>> begin
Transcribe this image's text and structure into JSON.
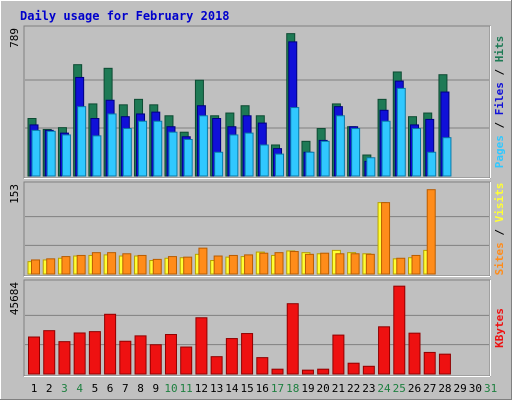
{
  "title": "Daily usage for February 2018",
  "colors": {
    "background": "#c0c0c0",
    "title": "#0000cc",
    "hits": "#1e7a55",
    "files": "#1010d8",
    "pages": "#30c8ff",
    "visits": "#ffff33",
    "sites": "#ff8c1a",
    "kbytes": "#ee1111",
    "weekend_label": "#1e8040",
    "weekday_label": "#000000"
  },
  "panels": {
    "top": {
      "max_label": "789",
      "legend": [
        "Pages",
        "Files",
        "Hits"
      ]
    },
    "middle": {
      "max_label": "153",
      "legend": [
        "Sites",
        "Visits"
      ]
    },
    "bottom": {
      "max_label": "45684",
      "legend": [
        "KBytes"
      ]
    }
  },
  "chart_data": {
    "type": "bar",
    "title": "Daily usage for February 2018",
    "categories": [
      "1",
      "2",
      "3",
      "4",
      "5",
      "6",
      "7",
      "8",
      "9",
      "10",
      "11",
      "12",
      "13",
      "14",
      "15",
      "16",
      "17",
      "18",
      "19",
      "20",
      "21",
      "22",
      "23",
      "24",
      "25",
      "26",
      "27",
      "28",
      "29",
      "30",
      "31"
    ],
    "weekend_days": [
      "3",
      "4",
      "10",
      "11",
      "17",
      "18",
      "24",
      "25",
      "31"
    ],
    "panels": [
      {
        "name": "top",
        "ylim": [
          0,
          789
        ],
        "series": [
          {
            "name": "Hits",
            "values": [
              315,
              255,
              265,
              610,
              395,
              590,
              390,
              420,
              390,
              330,
              240,
              525,
              330,
              345,
              385,
              330,
              170,
              780,
              190,
              260,
              395,
              270,
              115,
              420,
              570,
              325,
              345,
              555,
              0,
              0,
              0
            ]
          },
          {
            "name": "Files",
            "values": [
              280,
              250,
              235,
              540,
              315,
              415,
              325,
              340,
              350,
              270,
              215,
              385,
              315,
              270,
              330,
              290,
              150,
              735,
              130,
              195,
              380,
              270,
              80,
              360,
              520,
              280,
              310,
              460,
              0,
              0,
              0
            ]
          },
          {
            "name": "Pages",
            "values": [
              250,
              245,
              225,
              380,
              220,
              340,
              260,
              300,
              300,
              240,
              200,
              330,
              130,
              225,
              235,
              170,
              120,
              375,
              130,
              190,
              330,
              260,
              100,
              300,
              480,
              260,
              130,
              210,
              0,
              0,
              0
            ]
          }
        ]
      },
      {
        "name": "middle",
        "ylim": [
          0,
          153
        ],
        "series": [
          {
            "name": "Visits",
            "values": [
              22,
              25,
              28,
              32,
              33,
              34,
              32,
              32,
              24,
              28,
              29,
              35,
              24,
              30,
              31,
              39,
              33,
              41,
              38,
              36,
              42,
              38,
              36,
              127,
              27,
              29,
              42,
              0,
              0,
              0,
              0
            ]
          },
          {
            "name": "Sites",
            "values": [
              25,
              27,
              31,
              33,
              38,
              38,
              36,
              33,
              26,
              31,
              30,
              46,
              32,
              33,
              34,
              37,
              38,
              40,
              35,
              37,
              36,
              36,
              35,
              127,
              28,
              33,
              150,
              0,
              0,
              0,
              0
            ]
          }
        ]
      },
      {
        "name": "bottom",
        "ylim": [
          0,
          45684
        ],
        "series": [
          {
            "name": "KBytes",
            "values": [
              19200,
              22500,
              16800,
              21300,
              22000,
              31000,
              17000,
              19800,
              15200,
              20500,
              14000,
              29200,
              9000,
              18400,
              21000,
              8500,
              2500,
              36500,
              2000,
              2500,
              20200,
              5600,
              4000,
              24500,
              45600,
              21200,
              11200,
              10300,
              0,
              0,
              0
            ]
          }
        ]
      }
    ]
  }
}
>> end
Identify the lines that hold the word "Daily". Copy every one of them.

  "title": "Daily usage for February 2018",
    "title": "Daily usage for February 2018",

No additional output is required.